> _PROBLEM DESCRIPTION_:
Write the data out again, character for character, with no images.

> _WORKING DATA_:
_ _ _
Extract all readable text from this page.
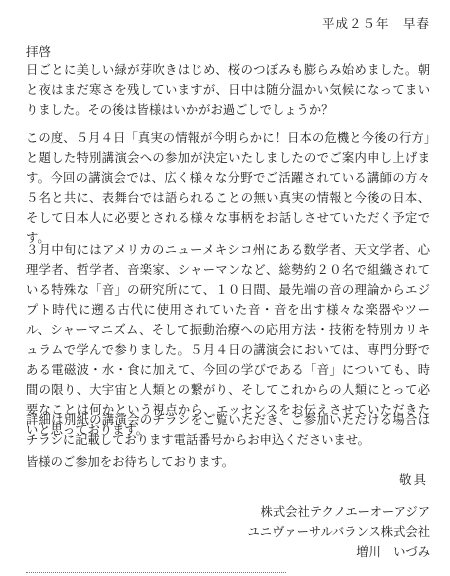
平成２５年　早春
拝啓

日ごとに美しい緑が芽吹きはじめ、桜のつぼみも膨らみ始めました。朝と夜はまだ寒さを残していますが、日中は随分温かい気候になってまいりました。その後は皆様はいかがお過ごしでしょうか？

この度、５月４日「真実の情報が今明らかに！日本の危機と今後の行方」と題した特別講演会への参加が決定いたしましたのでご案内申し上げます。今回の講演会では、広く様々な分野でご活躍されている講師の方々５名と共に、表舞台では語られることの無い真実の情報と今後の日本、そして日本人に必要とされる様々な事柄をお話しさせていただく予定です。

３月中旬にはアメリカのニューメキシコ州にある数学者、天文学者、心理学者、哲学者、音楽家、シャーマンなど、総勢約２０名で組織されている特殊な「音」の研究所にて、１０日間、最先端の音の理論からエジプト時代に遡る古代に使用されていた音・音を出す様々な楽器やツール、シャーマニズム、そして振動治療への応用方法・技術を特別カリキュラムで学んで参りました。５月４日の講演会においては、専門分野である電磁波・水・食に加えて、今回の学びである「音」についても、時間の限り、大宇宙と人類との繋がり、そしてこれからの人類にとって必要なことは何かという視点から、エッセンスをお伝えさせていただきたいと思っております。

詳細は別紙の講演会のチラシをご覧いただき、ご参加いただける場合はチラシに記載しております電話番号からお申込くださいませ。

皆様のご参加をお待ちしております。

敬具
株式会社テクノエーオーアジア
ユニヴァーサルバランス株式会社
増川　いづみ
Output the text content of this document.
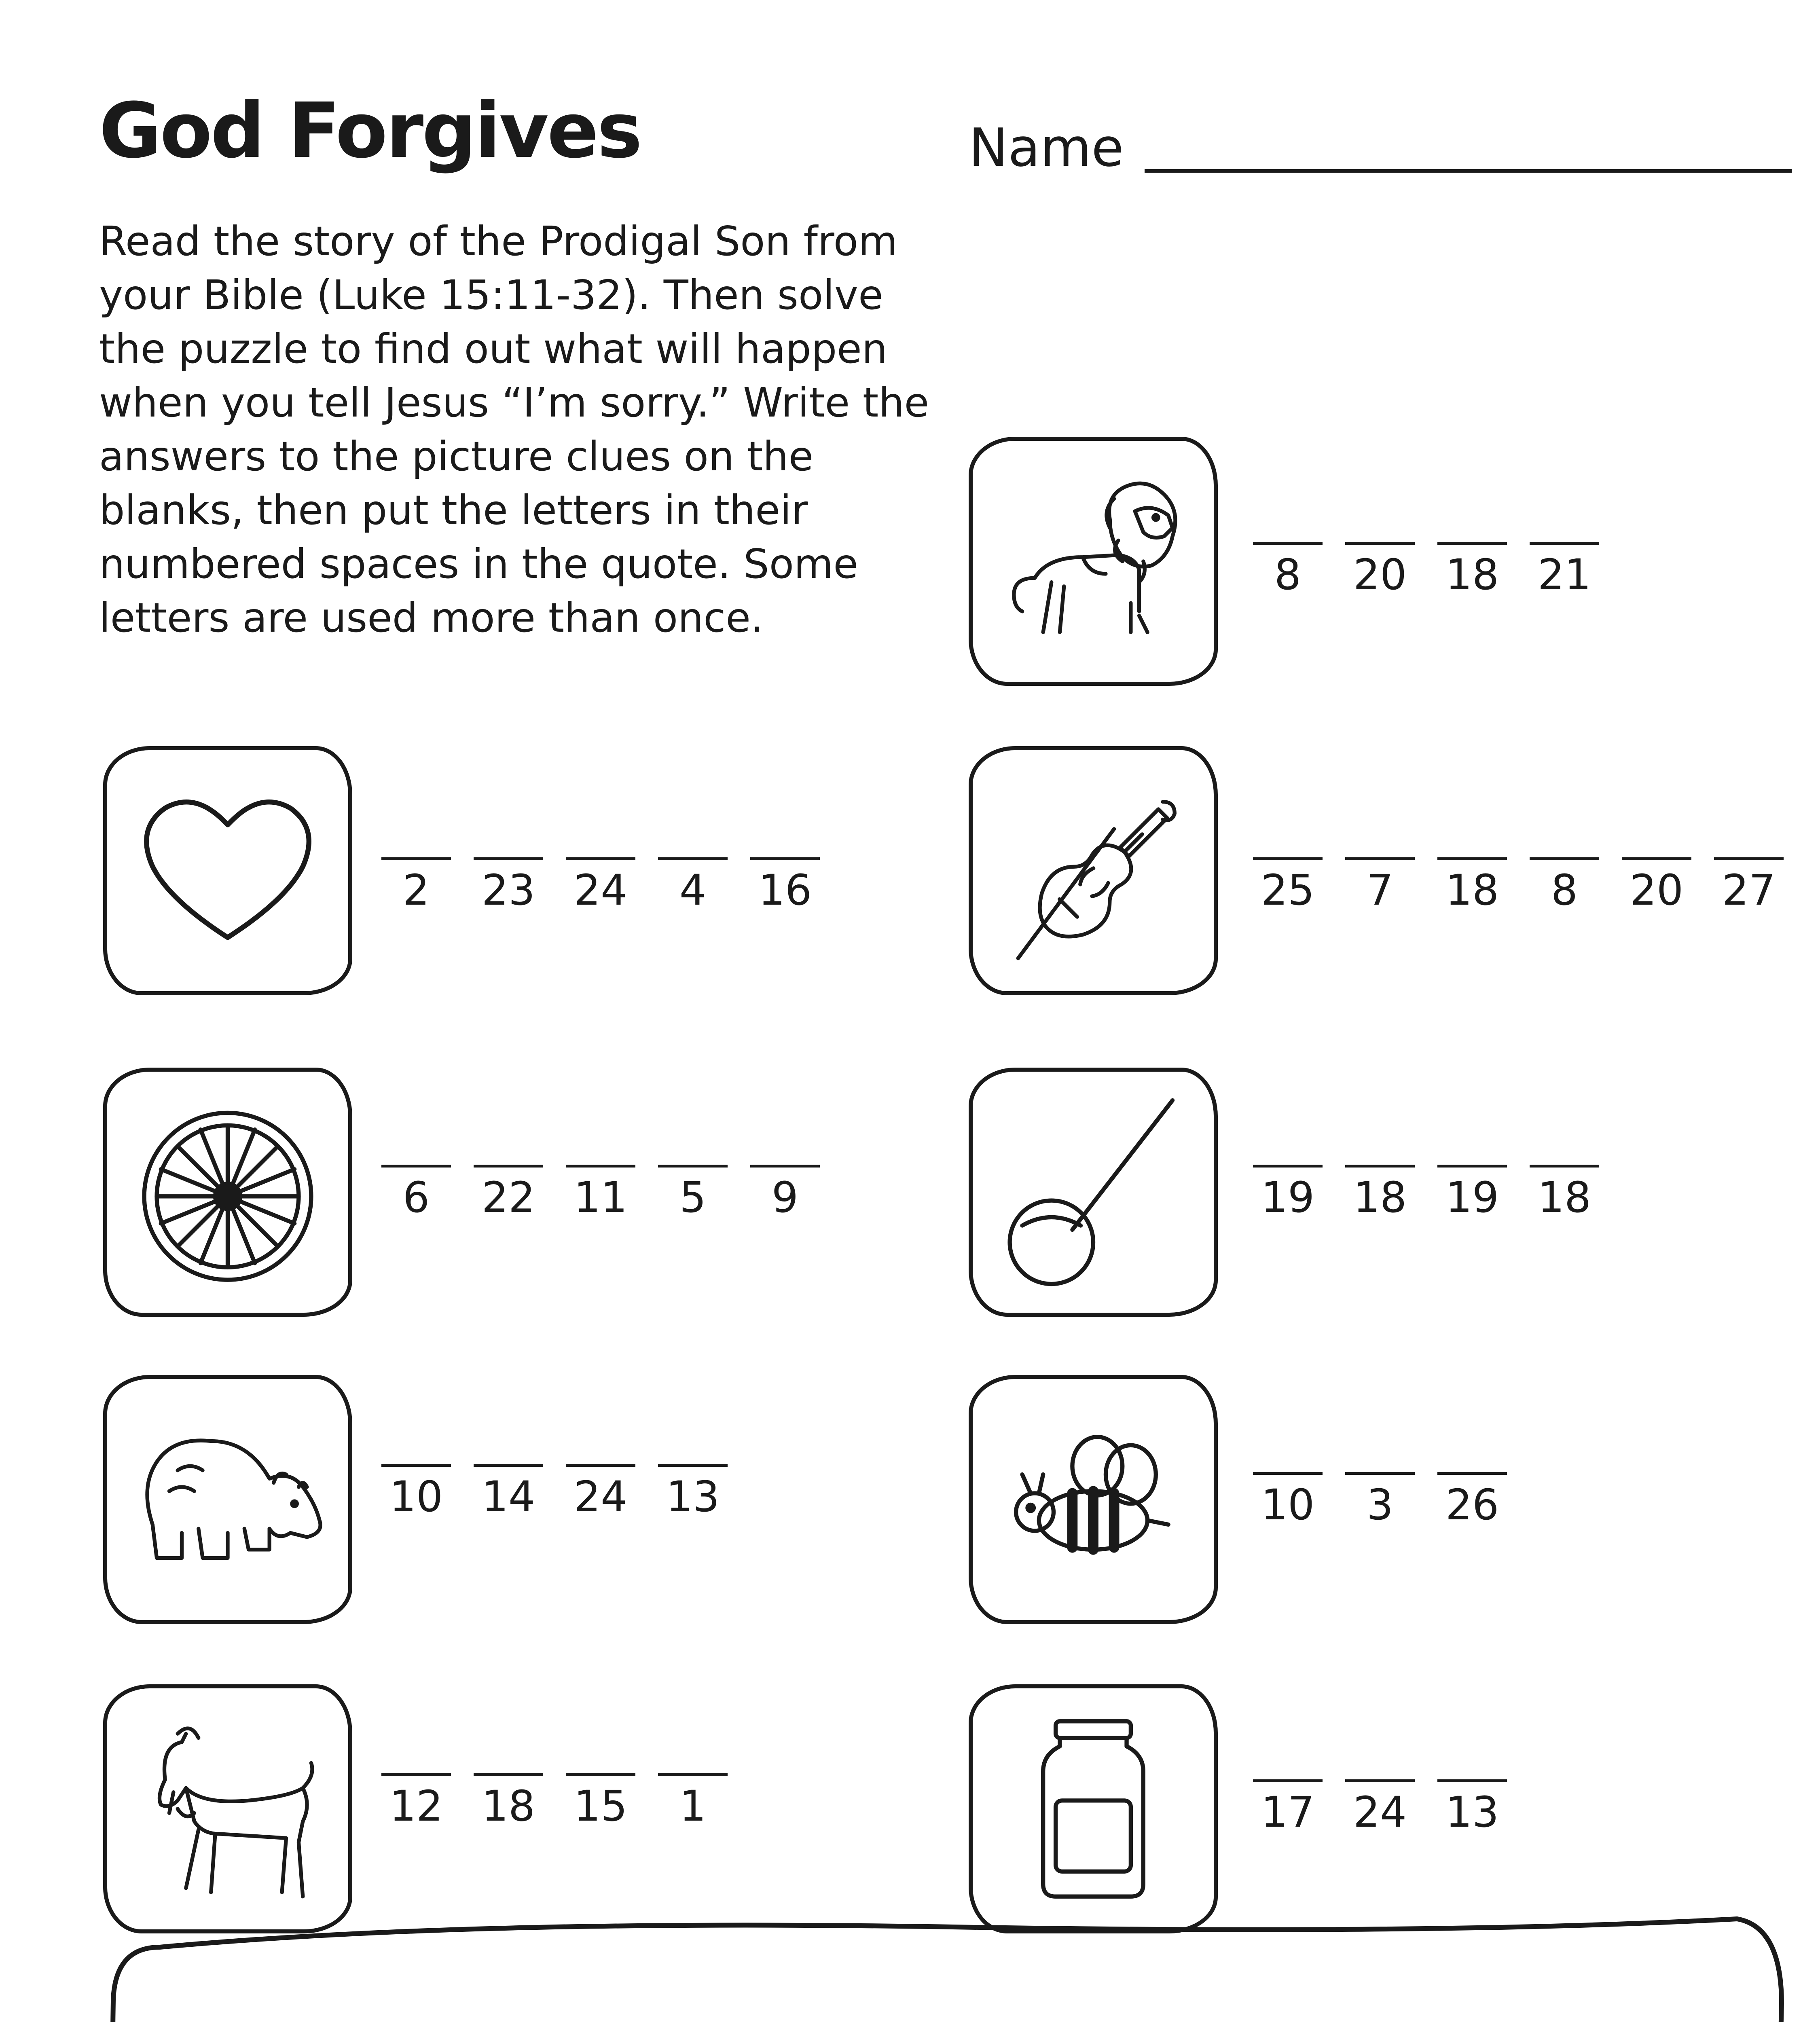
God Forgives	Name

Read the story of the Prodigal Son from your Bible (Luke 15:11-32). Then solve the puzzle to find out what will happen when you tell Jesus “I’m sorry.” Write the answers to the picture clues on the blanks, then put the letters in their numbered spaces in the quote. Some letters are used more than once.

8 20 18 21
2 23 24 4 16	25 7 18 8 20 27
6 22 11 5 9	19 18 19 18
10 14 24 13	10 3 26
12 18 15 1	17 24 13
_ _ _
> _RESPONSE TO THE EXERCISE_:
Extract all readable text from this page.
平成２５年　早春
拝啓

日ごとに美しい緑が芽吹きはじめ、桜のつぼみも膨らみ始めました。朝と夜はまだ寒さを残していますが、日中は随分温かい気候になってまいりました。その後は皆様はいかがお過ごしでしょうか？

この度、５月４日「真実の情報が今明らかに！日本の危機と今後の行方」と題した特別講演会への参加が決定いたしましたのでご案内申し上げます。今回の講演会では、広く様々な分野でご活躍されている講師の方々５名と共に、表舞台では語られることの無い真実の情報と今後の日本、そして日本人に必要とされる様々な事柄をお話しさせていただく予定です。

３月中旬にはアメリカのニューメキシコ州にある数学者、天文学者、心理学者、哲学者、音楽家、シャーマンなど、総勢約２０名で組織されている特殊な「音」の研究所にて、１０日間、最先端の音の理論からエジプト時代に遡る古代に使用されていた音・音を出す様々な楽器やツール、シャーマニズム、そして振動治療への応用方法・技術を特別カリキュラムで学んで参りました。５月４日の講演会においては、専門分野である電磁波・水・食に加えて、今回の学びである「音」についても、時間の限り、大宇宙と人類との繋がり、そしてこれからの人類にとって必要なことは何かという視点から、エッセンスをお伝えさせていただきたいと思っております。

詳細は別紙の講演会のチラシをご覧いただき、ご参加いただける場合はチラシに記載しております電話番号からお申込くださいませ。

皆様のご参加をお待ちしております。

敬具
株式会社テクノエーオーアジア
ユニヴァーサルバランス株式会社
増川　いづみ
Output the text content of this document.
God Forgives	Name

Read the story of the Prodigal Son from your Bible (Luke 15:11-32). Then solve the puzzle to find out what will happen when you tell Jesus “I’m sorry.” Write the answers to the picture clues on the blanks, then put the letters in their numbered spaces in the quote. Some letters are used more than once.

8 20 18 21
2 23 24 4 16	25 7 18 8 20 27
6 22 11 5 9	19 18 19 18
10 14 24 13	10 3 26
12 18 15 1	17 24 13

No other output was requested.